Short problem:
Images excluded, repeat each entry below exactly.

Provided information:
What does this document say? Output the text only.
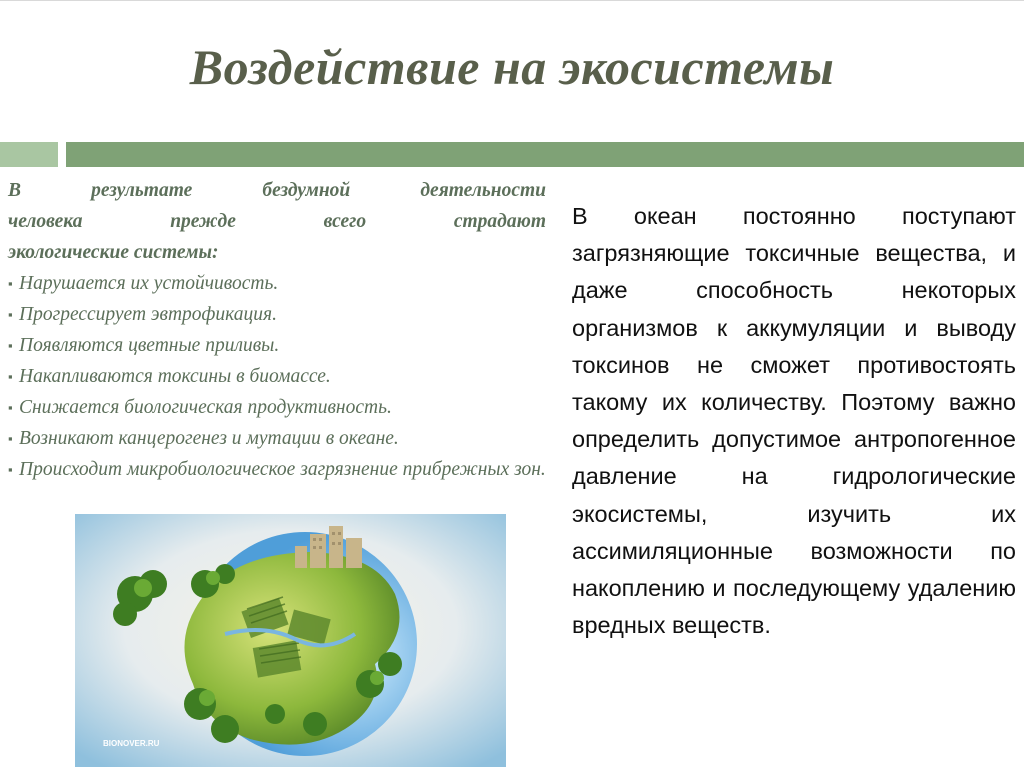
Воздействие на экосистемы
В результате бездумной деятельности
человека прежде всего страдают
экологические системы:
▪ Нарушается их устойчивость.
▪ Прогрессирует эвтрофикация.
▪ Появляются цветные приливы.
▪ Накапливаются токсины в биомассе.
▪ Снижается биологическая продуктивность.
▪ Возникают канцерогенез и мутации в океане.
▪ Происходит микробиологическое загрязнение прибрежных зон.
В океан постоянно поступают загрязняющие токсичные вещества, и даже способность некоторых организмов к аккумуляции и выводу токсинов не сможет противостоять такому их количеству. Поэтому важно определить допустимое антропогенное давление на гидрологические экосистемы, изучить их ассимиляционные возможности по накоплению и последующему удалению вредных веществ.
BIONOVER.RU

Correct result:
What does this document say? Output the text only.
Воздействие на экосистемы
В результате бездумной деятельности
человека прежде всего страдают
экологические системы:
▪ Нарушается их устойчивость.
▪ Прогрессирует эвтрофикация.
▪ Появляются цветные приливы.
▪ Накапливаются токсины в биомассе.
▪ Снижается биологическая продуктивность.
▪ Возникают канцерогенез и мутации в океане.
▪ Происходит микробиологическое загрязнение прибрежных зон.
В океан постоянно поступают загрязняющие токсичные вещества, и даже способность некоторых организмов к аккумуляции и выводу токсинов не сможет противостоять такому их количеству. Поэтому важно определить допустимое антропогенное давление на гидрологические экосистемы, изучить их ассимиляционные возможности по накоплению и последующему удалению вредных веществ.
BIONOVER.RU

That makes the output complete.